-------- Available data --------

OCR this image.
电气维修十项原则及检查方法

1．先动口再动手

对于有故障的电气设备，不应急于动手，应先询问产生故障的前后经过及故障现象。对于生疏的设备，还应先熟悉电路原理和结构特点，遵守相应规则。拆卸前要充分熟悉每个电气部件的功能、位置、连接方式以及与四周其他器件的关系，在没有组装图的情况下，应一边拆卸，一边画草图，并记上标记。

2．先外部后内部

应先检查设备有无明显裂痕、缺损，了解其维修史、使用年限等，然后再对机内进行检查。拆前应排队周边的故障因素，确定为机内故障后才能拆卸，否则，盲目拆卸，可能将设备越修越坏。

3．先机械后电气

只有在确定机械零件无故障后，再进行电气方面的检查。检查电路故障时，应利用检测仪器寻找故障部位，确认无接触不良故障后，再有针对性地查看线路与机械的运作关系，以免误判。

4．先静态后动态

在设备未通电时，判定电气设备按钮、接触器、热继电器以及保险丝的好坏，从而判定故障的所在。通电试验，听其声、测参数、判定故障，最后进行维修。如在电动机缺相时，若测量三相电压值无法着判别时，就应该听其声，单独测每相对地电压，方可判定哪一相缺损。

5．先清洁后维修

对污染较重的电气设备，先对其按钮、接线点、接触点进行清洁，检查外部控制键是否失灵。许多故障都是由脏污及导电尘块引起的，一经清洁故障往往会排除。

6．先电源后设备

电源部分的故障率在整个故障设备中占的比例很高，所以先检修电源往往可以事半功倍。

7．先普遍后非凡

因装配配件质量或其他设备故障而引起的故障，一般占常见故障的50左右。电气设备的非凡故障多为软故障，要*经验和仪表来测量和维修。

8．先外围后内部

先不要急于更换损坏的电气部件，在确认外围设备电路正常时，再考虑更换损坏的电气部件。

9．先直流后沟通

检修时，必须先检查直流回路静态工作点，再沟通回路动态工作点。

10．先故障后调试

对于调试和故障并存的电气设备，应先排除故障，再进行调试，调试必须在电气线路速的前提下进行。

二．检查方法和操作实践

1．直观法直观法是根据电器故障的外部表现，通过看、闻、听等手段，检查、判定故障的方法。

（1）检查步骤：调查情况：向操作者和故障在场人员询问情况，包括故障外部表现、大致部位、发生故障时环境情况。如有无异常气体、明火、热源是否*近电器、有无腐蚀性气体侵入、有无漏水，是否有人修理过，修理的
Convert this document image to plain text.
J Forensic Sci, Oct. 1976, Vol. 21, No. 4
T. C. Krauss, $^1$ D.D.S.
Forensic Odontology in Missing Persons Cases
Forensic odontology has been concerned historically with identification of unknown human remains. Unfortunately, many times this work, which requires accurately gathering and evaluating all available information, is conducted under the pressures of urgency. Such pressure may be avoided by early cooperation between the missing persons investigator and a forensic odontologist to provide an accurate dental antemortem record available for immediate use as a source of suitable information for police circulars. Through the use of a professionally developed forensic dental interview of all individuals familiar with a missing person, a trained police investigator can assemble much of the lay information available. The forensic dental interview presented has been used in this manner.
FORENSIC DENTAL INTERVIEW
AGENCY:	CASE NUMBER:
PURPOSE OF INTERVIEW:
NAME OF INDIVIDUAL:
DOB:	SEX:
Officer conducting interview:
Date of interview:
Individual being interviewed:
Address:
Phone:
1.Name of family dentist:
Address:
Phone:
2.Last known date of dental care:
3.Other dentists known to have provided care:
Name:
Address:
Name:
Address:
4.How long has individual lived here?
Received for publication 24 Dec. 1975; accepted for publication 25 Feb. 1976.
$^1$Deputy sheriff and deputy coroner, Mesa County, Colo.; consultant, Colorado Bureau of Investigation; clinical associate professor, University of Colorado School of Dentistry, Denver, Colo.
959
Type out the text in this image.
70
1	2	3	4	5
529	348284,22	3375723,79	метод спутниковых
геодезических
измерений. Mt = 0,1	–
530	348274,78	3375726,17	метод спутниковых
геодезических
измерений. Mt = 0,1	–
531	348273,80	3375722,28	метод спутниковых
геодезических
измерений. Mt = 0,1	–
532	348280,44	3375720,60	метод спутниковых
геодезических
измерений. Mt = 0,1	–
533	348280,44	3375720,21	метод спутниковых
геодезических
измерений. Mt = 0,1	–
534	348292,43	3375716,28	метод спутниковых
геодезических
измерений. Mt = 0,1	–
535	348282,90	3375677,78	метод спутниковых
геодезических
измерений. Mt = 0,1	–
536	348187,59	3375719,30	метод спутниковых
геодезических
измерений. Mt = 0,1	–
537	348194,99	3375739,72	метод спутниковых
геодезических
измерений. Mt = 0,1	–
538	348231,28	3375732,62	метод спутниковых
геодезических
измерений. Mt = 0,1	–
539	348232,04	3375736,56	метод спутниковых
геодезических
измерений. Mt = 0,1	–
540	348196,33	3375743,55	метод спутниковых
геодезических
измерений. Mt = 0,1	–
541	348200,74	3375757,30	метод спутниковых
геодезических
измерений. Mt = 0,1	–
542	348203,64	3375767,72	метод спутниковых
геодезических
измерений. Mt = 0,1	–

--------

● Short problem
Repeat the entries exactly, all of them.

● Worked solution
OCR this image.
电气维修十项原则及检查方法

1．先动口再动手

对于有故障的电气设备，不应急于动手，应先询问产生故障的前后经过及故障现象。对于生疏的设备，还应先熟悉电路原理和结构特点，遵守相应规则。拆卸前要充分熟悉每个电气部件的功能、位置、连接方式以及与四周其他器件的关系，在没有组装图的情况下，应一边拆卸，一边画草图，并记上标记。

2．先外部后内部

应先检查设备有无明显裂痕、缺损，了解其维修史、使用年限等，然后再对机内进行检查。拆前应排队周边的故障因素，确定为机内故障后才能拆卸，否则，盲目拆卸，可能将设备越修越坏。

3．先机械后电气

只有在确定机械零件无故障后，再进行电气方面的检查。检查电路故障时，应利用检测仪器寻找故障部位，确认无接触不良故障后，再有针对性地查看线路与机械的运作关系，以免误判。

4．先静态后动态

在设备未通电时，判定电气设备按钮、接触器、热继电器以及保险丝的好坏，从而判定故障的所在。通电试验，听其声、测参数、判定故障，最后进行维修。如在电动机缺相时，若测量三相电压值无法着判别时，就应该听其声，单独测每相对地电压，方可判定哪一相缺损。

5．先清洁后维修

对污染较重的电气设备，先对其按钮、接线点、接触点进行清洁，检查外部控制键是否失灵。许多故障都是由脏污及导电尘块引起的，一经清洁故障往往会排除。

6．先电源后设备

电源部分的故障率在整个故障设备中占的比例很高，所以先检修电源往往可以事半功倍。

7．先普遍后非凡

因装配配件质量或其他设备故障而引起的故障，一般占常见故障的50左右。电气设备的非凡故障多为软故障，要*经验和仪表来测量和维修。

8．先外围后内部

先不要急于更换损坏的电气部件，在确认外围设备电路正常时，再考虑更换损坏的电气部件。

9．先直流后沟通

检修时，必须先检查直流回路静态工作点，再沟通回路动态工作点。

10．先故障后调试

对于调试和故障并存的电气设备，应先排除故障，再进行调试，调试必须在电气线路速的前提下进行。

二．检查方法和操作实践

1．直观法直观法是根据电器故障的外部表现，通过看、闻、听等手段，检查、判定故障的方法。

（1）检查步骤：调查情况：向操作者和故障在场人员询问情况，包括故障外部表现、大致部位、发生故障时环境情况。如有无异常气体、明火、热源是否*近电器、有无腐蚀性气体侵入、有无漏水，是否有人修理过，修理的
Convert this document image to plain text.
J Forensic Sci, Oct. 1976, Vol. 21, No. 4
T. C. Krauss, $^1$ D.D.S.
Forensic Odontology in Missing Persons Cases
Forensic odontology has been concerned historically with identification of unknown human remains. Unfortunately, many times this work, which requires accurately gathering and evaluating all available information, is conducted under the pressures of urgency. Such pressure may be avoided by early cooperation between the missing persons investigator and a forensic odontologist to provide an accurate dental antemortem record available for immediate use as a source of suitable information for police circulars. Through the use of a professionally developed forensic dental interview of all individuals familiar with a missing person, a trained police investigator can assemble much of the lay information available. The forensic dental interview presented has been used in this manner.
FORENSIC DENTAL INTERVIEW
AGENCY:	CASE NUMBER:
PURPOSE OF INTERVIEW:
NAME OF INDIVIDUAL:
DOB:	SEX:
Officer conducting interview:
Date of interview:
Individual being interviewed:
Address:
Phone:
1.Name of family dentist:
Address:
Phone:
2.Last known date of dental care:
3.Other dentists known to have provided care:
Name:
Address:
Name:
Address:
4.How long has individual lived here?
Received for publication 24 Dec. 1975; accepted for publication 25 Feb. 1976.
$^1$Deputy sheriff and deputy coroner, Mesa County, Colo.; consultant, Colorado Bureau of Investigation; clinical associate professor, University of Colorado School of Dentistry, Denver, Colo.
959
Type out the text in this image.
70
1	2	3	4	5
529	348284,22	3375723,79	метод спутниковых
геодезических
измерений. Mt = 0,1	–
530	348274,78	3375726,17	метод спутниковых
геодезических
измерений. Mt = 0,1	–
531	348273,80	3375722,28	метод спутниковых
геодезических
измерений. Mt = 0,1	–
532	348280,44	3375720,60	метод спутниковых
геодезических
измерений. Mt = 0,1	–
533	348280,44	3375720,21	метод спутниковых
геодезических
измерений. Mt = 0,1	–
534	348292,43	3375716,28	метод спутниковых
геодезических
измерений. Mt = 0,1	–
535	348282,90	3375677,78	метод спутниковых
геодезических
измерений. Mt = 0,1	–
536	348187,59	3375719,30	метод спутниковых
геодезических
измерений. Mt = 0,1	–
537	348194,99	3375739,72	метод спутниковых
геодезических
измерений. Mt = 0,1	–
538	348231,28	3375732,62	метод спутниковых
геодезических
измерений. Mt = 0,1	–
539	348232,04	3375736,56	метод спутниковых
геодезических
измерений. Mt = 0,1	–
540	348196,33	3375743,55	метод спутниковых
геодезических
измерений. Mt = 0,1	–
541	348200,74	3375757,30	метод спутниковых
геодезических
измерений. Mt = 0,1	–
542	348203,64	3375767,72	метод спутниковых
геодезических
измерений. Mt = 0,1	–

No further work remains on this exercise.